**EXERCISE DATA:**
↓

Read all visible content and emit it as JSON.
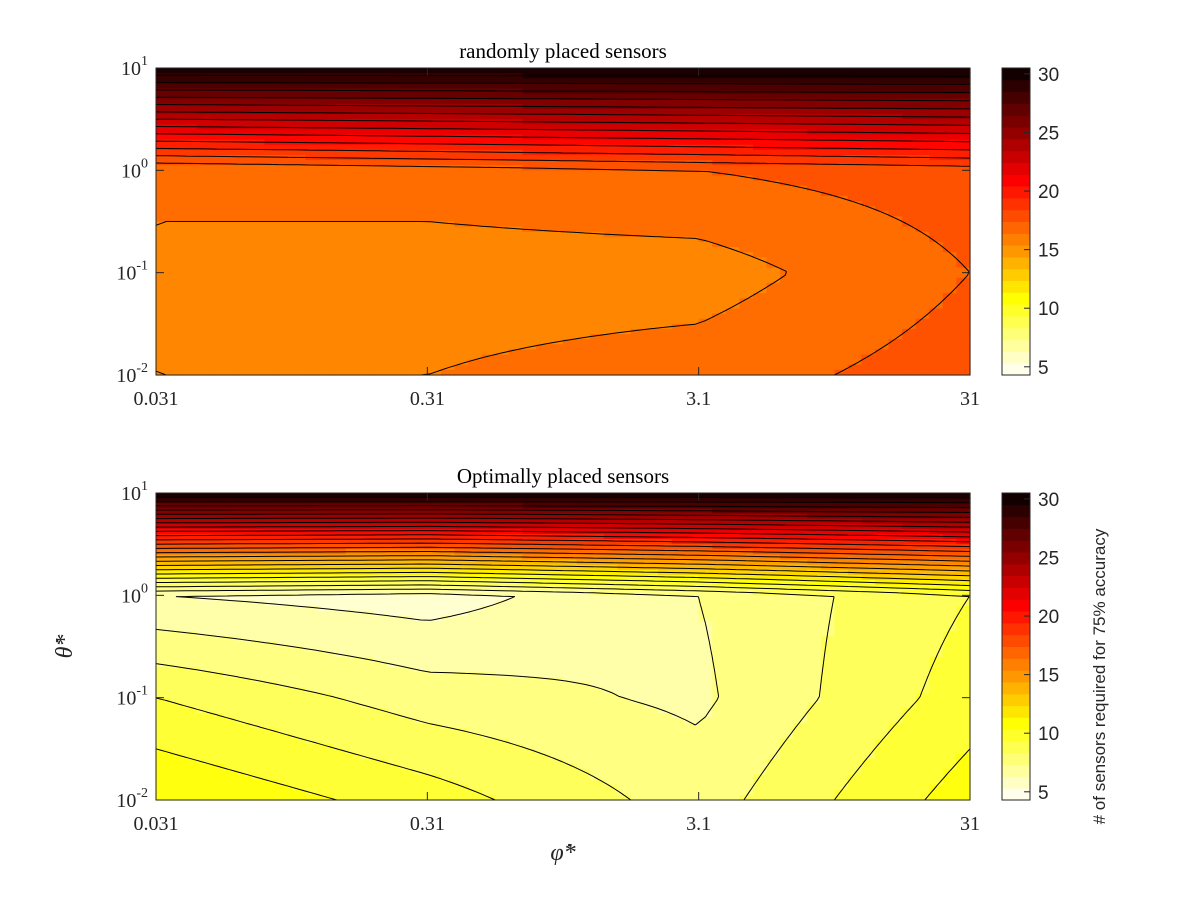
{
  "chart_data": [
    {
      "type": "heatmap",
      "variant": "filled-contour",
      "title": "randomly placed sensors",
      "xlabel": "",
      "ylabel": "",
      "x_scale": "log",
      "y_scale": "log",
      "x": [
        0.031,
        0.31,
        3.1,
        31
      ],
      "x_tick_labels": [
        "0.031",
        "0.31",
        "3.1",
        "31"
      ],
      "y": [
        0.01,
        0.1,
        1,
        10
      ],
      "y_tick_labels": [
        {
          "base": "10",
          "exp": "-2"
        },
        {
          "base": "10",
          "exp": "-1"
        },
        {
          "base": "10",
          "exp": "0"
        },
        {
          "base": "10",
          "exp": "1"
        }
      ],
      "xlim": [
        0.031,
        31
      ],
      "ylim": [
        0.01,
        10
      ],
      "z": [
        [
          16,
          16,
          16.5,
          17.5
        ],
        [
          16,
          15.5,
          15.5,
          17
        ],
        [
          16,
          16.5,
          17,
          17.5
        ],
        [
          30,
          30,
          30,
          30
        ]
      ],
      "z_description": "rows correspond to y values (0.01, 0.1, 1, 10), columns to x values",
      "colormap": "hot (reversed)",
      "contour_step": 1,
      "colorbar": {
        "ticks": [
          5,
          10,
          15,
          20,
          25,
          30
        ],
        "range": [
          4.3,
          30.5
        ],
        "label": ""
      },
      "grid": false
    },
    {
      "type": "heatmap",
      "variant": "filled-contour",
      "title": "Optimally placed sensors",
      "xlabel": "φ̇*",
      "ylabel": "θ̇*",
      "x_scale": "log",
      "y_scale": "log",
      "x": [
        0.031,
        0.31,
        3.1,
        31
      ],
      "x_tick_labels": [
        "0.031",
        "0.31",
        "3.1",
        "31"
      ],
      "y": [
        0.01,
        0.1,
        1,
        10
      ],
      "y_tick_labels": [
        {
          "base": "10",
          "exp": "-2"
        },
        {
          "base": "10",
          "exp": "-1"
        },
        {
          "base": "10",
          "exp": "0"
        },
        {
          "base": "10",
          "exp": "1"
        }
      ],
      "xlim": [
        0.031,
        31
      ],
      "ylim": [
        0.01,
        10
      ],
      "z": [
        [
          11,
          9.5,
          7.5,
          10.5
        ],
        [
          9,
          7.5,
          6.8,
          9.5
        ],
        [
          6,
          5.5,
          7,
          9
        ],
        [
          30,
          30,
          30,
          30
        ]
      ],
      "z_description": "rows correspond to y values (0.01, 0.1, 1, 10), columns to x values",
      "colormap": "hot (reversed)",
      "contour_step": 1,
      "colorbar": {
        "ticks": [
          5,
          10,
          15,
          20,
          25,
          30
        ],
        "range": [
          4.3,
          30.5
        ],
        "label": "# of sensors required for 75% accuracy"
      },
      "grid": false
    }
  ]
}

↑
↓

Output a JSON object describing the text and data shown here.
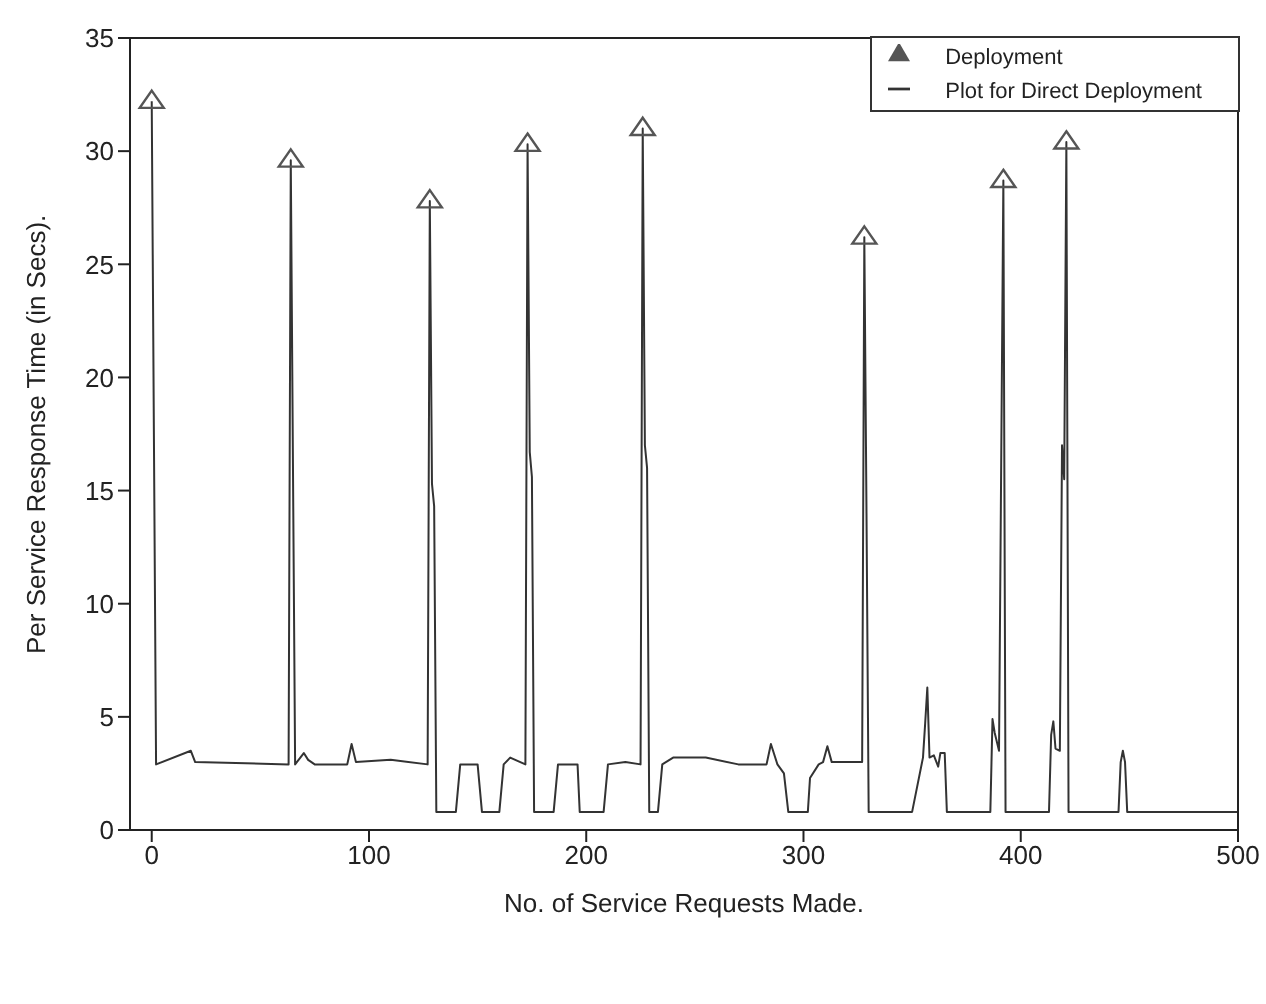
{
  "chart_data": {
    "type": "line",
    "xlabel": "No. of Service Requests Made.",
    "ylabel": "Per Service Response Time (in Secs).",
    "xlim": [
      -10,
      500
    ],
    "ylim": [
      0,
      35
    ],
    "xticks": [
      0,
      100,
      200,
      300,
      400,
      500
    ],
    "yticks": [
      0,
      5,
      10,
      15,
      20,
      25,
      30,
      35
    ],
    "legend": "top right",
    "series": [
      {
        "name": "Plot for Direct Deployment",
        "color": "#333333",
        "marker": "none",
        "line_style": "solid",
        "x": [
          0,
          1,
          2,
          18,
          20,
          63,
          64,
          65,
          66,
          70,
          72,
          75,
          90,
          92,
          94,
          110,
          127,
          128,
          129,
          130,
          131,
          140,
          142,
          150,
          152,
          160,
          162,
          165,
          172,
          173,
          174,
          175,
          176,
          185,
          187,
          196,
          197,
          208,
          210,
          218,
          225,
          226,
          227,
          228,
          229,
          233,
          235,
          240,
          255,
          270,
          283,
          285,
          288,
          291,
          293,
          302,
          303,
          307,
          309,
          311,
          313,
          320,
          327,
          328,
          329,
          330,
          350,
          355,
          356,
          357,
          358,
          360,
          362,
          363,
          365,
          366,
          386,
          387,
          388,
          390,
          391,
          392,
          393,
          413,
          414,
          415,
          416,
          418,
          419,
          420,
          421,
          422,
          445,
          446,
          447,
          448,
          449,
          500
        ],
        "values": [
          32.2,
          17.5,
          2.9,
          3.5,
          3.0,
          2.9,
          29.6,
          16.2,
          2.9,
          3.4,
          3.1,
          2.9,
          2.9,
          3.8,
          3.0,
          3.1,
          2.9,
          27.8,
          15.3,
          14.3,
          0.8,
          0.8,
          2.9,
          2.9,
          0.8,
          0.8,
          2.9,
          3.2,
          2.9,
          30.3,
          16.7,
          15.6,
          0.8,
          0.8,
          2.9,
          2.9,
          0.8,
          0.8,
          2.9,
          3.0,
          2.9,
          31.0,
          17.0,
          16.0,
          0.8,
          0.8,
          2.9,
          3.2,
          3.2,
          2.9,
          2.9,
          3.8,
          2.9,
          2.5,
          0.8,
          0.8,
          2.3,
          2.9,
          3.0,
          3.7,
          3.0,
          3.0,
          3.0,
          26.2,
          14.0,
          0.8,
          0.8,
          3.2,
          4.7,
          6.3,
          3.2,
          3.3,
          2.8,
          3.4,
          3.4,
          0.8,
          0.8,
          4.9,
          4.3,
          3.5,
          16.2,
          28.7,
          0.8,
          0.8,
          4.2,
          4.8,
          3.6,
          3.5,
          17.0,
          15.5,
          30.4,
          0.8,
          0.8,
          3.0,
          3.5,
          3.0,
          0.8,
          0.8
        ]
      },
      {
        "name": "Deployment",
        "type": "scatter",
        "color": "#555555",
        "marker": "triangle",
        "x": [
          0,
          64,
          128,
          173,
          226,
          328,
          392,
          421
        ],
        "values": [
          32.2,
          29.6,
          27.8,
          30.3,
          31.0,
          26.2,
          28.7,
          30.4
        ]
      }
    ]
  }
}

↑
↓

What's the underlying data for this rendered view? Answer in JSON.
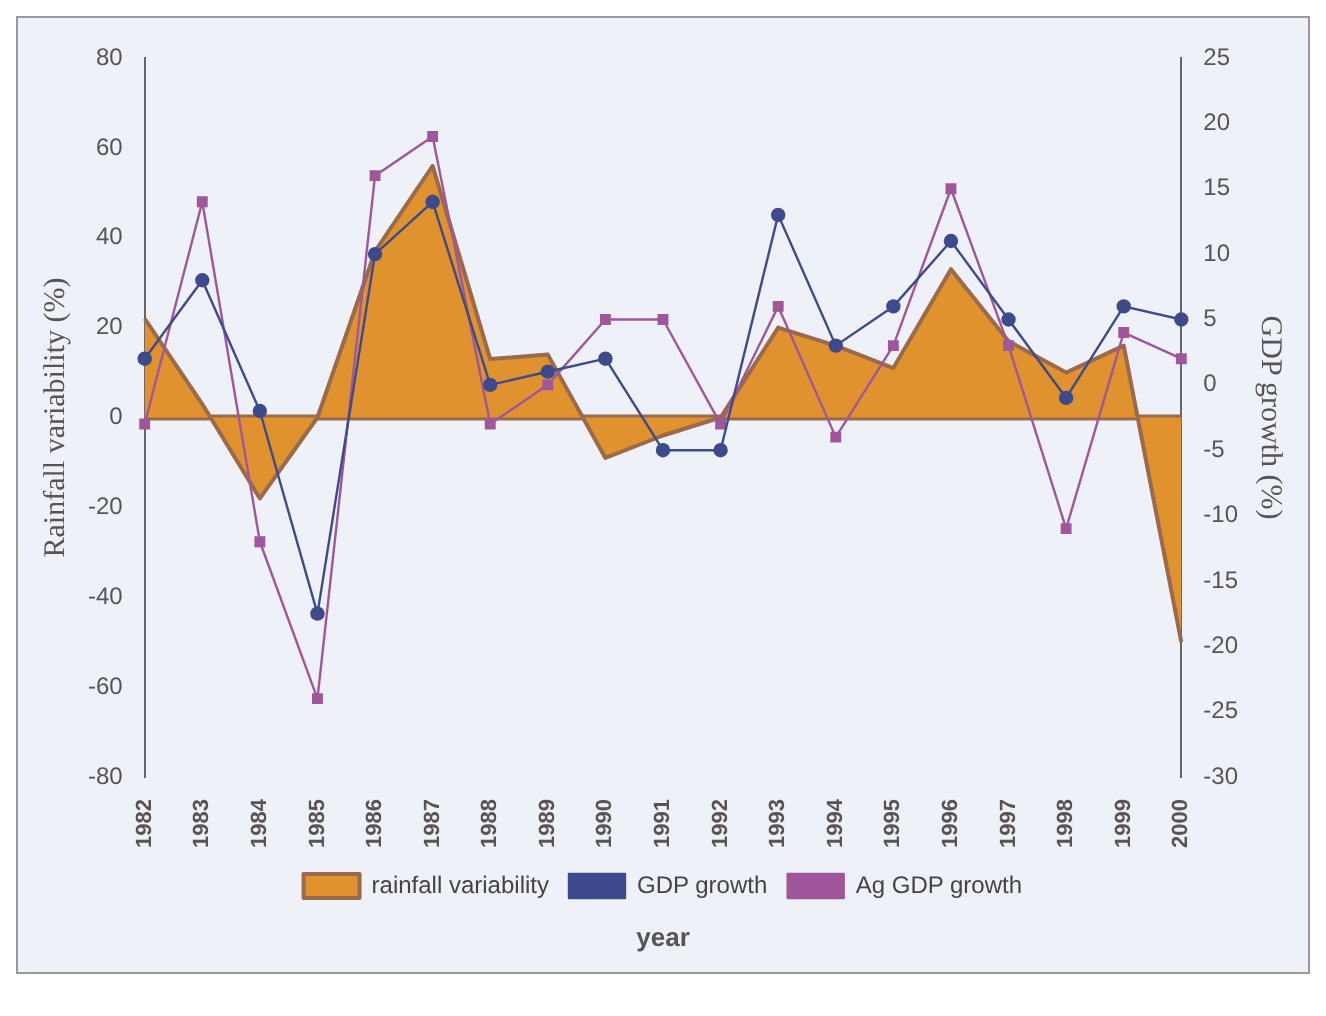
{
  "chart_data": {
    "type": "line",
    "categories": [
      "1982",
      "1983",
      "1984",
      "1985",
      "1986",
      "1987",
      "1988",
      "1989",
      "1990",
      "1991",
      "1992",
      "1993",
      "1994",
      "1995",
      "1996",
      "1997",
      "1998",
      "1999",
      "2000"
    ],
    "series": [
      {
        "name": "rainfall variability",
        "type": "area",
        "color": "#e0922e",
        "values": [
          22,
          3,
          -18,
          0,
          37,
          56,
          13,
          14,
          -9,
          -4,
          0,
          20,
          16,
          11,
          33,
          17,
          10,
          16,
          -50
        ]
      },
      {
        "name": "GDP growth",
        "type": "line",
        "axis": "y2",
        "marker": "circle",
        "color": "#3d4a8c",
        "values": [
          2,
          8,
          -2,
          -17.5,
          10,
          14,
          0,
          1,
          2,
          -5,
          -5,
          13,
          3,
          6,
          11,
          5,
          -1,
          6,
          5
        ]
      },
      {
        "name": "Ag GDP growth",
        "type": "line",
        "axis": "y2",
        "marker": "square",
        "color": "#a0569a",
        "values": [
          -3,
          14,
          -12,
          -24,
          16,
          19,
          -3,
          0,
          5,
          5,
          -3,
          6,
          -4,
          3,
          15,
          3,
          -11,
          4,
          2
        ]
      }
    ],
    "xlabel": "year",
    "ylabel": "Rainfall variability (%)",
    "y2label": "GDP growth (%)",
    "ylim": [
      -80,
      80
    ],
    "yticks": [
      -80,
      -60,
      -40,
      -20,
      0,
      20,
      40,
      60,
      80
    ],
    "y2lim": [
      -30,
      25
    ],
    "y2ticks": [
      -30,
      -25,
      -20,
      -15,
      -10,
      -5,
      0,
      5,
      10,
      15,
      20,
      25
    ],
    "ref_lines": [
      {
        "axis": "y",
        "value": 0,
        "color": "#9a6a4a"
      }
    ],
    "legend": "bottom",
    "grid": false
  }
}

↑

**AIM:** Note each line of the entries that has "marker" in it, and copy those lines.

**SOLUTION:**
        "marker": "none",
        "marker": "triangle",
        "marker": "circle",
        "marker": "square",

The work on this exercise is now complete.